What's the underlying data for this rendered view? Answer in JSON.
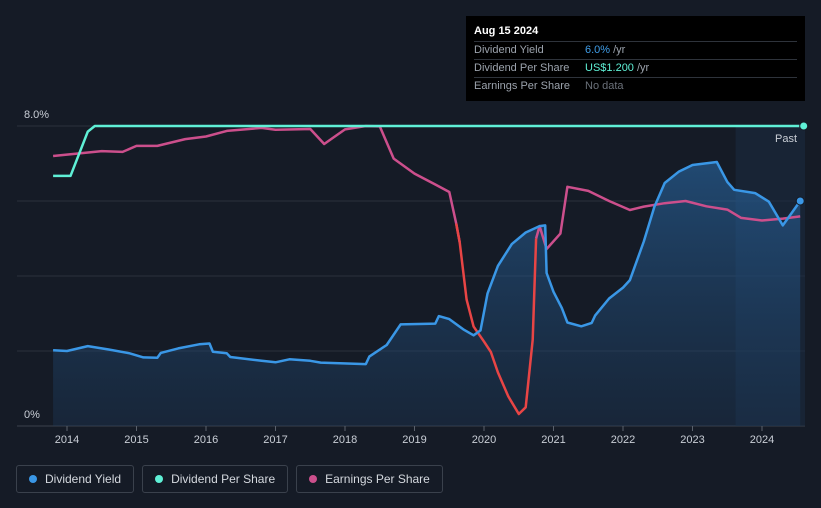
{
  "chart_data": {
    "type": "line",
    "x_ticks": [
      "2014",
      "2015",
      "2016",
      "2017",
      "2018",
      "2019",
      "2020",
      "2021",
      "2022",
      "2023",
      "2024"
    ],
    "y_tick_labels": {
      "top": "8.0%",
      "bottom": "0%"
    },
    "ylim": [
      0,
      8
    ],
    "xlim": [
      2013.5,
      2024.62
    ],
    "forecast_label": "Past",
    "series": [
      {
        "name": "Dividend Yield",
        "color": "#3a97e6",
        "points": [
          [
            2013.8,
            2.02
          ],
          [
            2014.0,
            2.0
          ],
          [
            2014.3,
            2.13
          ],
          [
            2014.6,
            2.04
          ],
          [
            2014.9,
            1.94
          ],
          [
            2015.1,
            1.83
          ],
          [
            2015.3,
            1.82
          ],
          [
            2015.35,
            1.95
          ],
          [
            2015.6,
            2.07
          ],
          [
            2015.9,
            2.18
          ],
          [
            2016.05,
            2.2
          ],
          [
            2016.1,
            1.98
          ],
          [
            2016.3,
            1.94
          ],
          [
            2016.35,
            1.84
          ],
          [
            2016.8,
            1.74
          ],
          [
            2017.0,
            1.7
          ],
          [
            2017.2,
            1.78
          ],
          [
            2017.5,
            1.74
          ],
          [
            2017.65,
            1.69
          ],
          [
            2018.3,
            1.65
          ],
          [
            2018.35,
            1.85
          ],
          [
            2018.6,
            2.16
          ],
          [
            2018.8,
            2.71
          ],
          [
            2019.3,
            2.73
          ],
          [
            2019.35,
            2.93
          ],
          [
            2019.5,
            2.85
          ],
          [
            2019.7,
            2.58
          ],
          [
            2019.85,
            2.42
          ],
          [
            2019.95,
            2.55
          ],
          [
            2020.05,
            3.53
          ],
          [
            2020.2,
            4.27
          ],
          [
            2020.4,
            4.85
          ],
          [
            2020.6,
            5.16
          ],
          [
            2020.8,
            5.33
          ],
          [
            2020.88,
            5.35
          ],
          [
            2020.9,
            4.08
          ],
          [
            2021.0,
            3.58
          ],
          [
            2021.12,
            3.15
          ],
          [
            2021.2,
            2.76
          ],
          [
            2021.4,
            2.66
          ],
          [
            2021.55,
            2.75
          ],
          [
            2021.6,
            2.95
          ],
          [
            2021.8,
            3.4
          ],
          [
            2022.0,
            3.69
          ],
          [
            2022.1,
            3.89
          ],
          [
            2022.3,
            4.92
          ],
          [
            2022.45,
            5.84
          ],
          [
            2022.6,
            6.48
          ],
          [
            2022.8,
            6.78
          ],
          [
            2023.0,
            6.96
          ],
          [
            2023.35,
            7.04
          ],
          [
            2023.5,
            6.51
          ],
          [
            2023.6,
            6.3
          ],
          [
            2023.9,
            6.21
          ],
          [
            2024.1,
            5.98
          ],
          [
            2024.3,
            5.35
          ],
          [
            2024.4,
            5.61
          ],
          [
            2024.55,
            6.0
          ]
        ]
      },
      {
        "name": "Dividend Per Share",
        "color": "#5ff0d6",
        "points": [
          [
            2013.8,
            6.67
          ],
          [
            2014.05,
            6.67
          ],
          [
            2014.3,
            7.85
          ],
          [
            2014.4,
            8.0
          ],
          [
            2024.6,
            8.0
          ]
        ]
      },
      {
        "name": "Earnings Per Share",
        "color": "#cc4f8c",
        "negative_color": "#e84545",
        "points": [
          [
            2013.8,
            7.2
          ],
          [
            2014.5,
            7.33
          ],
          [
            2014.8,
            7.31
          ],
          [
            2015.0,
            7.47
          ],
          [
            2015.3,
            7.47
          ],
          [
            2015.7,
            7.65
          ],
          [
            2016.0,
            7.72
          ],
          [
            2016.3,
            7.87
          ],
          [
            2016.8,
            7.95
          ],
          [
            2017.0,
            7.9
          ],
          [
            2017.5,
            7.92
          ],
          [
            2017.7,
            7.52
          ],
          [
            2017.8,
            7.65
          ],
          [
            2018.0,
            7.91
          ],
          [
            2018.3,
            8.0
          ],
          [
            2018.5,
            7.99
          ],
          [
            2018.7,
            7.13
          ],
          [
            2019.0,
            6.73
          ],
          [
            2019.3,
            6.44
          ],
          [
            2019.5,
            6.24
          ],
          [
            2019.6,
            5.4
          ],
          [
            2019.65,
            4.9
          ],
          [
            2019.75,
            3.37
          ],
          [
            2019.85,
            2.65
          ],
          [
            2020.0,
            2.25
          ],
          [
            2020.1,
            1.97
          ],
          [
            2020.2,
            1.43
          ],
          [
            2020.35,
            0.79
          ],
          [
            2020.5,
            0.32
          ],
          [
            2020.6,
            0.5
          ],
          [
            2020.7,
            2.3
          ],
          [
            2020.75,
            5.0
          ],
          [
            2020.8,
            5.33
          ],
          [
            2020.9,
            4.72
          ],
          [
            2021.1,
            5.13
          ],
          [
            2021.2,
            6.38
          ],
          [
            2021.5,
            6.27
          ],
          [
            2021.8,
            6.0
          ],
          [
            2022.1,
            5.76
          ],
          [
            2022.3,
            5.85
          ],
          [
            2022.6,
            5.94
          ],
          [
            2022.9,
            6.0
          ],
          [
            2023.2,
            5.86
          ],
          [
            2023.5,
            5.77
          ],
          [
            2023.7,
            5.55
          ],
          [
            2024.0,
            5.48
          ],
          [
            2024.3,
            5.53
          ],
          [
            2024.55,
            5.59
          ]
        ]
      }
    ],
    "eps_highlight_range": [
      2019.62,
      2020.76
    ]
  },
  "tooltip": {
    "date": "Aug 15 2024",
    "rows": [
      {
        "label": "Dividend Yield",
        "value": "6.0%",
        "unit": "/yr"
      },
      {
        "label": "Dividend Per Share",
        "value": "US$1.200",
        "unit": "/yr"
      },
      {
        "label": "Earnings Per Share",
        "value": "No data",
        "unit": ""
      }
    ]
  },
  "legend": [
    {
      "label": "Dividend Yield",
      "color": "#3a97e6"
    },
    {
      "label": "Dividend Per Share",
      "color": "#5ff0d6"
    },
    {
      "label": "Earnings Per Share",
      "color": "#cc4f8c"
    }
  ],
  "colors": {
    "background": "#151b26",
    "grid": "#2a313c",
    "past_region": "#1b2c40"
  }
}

★ ★ ★

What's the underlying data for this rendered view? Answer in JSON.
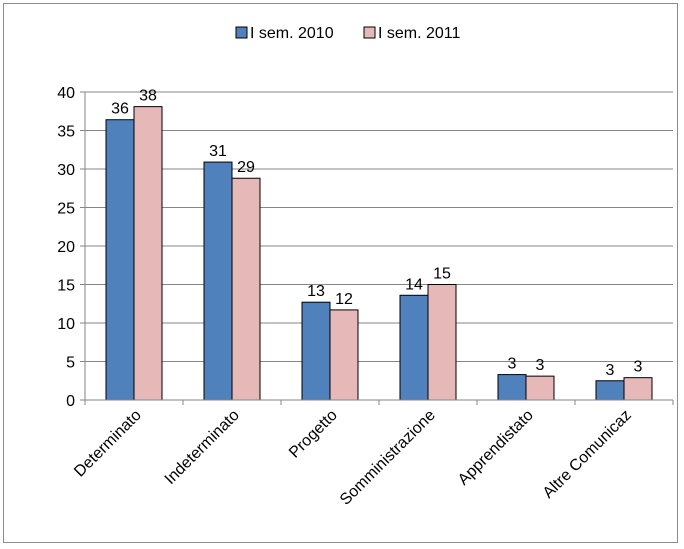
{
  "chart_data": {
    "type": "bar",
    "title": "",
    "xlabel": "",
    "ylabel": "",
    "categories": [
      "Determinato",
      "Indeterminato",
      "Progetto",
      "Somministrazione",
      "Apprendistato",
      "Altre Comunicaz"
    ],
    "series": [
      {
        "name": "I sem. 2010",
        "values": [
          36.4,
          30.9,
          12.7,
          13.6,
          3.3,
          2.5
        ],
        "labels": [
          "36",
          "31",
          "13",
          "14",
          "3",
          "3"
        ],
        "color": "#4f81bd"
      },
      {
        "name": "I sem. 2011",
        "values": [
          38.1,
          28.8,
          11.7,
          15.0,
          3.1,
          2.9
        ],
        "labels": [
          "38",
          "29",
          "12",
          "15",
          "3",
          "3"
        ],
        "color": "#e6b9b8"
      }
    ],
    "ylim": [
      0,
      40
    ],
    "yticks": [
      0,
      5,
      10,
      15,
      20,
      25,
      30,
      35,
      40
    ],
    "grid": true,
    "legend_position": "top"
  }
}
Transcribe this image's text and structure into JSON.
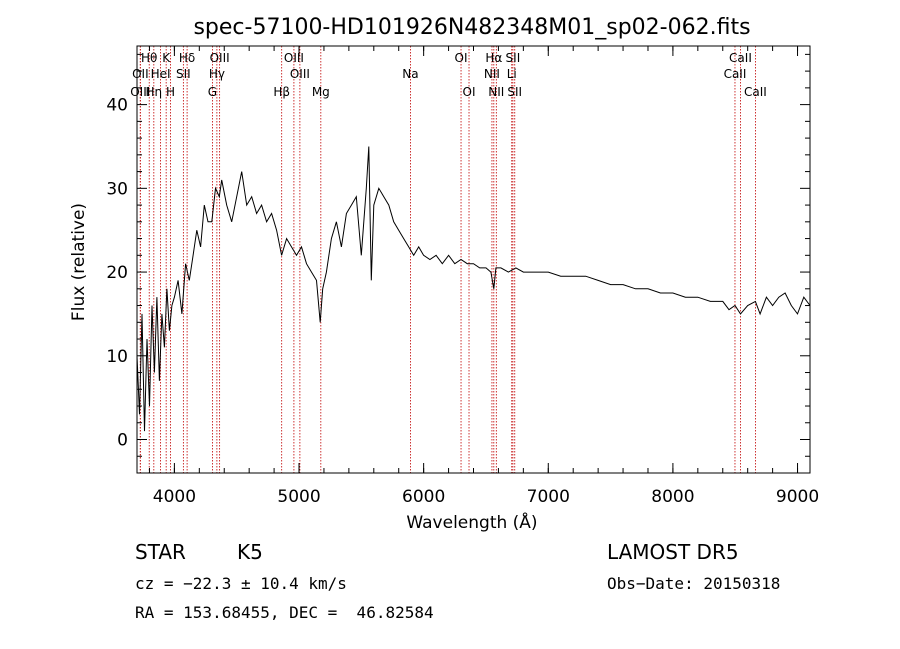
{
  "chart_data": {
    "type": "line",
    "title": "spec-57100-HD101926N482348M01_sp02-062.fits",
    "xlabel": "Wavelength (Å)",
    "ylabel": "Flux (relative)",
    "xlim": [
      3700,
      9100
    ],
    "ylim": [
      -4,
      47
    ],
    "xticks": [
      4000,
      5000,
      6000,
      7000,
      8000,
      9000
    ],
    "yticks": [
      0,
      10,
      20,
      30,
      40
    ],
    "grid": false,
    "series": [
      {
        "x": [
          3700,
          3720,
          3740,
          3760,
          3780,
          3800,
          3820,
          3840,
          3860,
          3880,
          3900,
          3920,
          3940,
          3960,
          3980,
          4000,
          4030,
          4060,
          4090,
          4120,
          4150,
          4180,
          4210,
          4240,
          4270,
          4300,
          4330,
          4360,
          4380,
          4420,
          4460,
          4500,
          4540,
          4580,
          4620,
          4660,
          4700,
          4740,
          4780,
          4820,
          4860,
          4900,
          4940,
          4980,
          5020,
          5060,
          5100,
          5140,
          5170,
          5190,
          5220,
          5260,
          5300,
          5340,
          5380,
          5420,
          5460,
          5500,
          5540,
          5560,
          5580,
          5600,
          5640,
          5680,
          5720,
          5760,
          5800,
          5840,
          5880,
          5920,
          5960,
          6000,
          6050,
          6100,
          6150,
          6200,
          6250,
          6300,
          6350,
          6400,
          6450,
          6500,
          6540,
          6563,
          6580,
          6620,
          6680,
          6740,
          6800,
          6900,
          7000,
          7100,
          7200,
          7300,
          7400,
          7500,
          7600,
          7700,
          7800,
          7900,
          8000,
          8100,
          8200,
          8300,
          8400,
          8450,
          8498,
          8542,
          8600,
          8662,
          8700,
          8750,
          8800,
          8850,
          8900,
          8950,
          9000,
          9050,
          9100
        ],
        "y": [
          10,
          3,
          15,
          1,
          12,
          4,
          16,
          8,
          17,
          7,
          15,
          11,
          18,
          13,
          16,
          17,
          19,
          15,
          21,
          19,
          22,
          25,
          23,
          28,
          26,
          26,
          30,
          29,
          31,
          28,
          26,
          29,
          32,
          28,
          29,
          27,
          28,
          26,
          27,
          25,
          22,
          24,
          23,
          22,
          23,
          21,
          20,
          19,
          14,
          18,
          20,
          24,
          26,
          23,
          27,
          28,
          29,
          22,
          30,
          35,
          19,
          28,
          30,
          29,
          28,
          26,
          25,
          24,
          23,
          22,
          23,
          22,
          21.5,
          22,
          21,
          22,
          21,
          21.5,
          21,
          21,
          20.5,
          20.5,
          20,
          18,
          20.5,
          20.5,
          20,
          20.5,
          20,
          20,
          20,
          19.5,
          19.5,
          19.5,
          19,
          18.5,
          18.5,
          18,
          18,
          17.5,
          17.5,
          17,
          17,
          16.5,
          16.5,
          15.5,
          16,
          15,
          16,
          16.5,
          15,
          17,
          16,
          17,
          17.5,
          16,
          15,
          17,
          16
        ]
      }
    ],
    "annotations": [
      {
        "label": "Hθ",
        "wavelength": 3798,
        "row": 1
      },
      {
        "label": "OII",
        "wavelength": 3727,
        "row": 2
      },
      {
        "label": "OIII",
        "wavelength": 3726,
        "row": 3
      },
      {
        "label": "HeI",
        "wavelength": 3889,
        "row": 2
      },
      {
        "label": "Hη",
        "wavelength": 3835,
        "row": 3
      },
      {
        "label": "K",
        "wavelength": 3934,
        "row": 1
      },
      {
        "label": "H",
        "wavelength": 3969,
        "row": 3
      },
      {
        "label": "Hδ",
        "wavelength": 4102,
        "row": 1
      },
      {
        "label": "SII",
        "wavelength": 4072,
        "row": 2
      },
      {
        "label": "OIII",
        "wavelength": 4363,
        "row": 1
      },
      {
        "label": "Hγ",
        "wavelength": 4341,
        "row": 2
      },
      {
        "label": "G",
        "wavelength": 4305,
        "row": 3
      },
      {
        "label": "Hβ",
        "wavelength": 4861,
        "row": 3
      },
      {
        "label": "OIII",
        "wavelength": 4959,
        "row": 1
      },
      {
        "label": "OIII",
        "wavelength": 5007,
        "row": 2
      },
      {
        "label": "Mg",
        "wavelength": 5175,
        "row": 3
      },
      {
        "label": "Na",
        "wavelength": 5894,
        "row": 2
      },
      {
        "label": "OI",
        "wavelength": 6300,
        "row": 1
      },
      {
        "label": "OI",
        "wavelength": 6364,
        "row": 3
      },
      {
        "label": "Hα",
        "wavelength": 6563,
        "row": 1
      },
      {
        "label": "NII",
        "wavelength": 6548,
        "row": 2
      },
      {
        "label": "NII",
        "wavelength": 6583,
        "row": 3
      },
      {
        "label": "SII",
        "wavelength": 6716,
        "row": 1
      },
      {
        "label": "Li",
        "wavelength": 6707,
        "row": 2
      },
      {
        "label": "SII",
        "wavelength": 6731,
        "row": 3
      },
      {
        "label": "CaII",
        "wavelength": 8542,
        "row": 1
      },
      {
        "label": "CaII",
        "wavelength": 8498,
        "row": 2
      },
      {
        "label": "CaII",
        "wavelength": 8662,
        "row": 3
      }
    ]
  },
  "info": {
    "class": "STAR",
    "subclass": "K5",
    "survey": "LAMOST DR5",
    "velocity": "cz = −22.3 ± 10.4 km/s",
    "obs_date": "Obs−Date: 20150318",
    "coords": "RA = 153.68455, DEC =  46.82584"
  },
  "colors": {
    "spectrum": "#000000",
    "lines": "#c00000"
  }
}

★ ★ ★

## Stated goal
Look through the entries above; copy each line where the string "title" appears.

## Completed task
    "title": "",
    "title": "spec-57100-HD101926N482348M01_sp02-062.fits",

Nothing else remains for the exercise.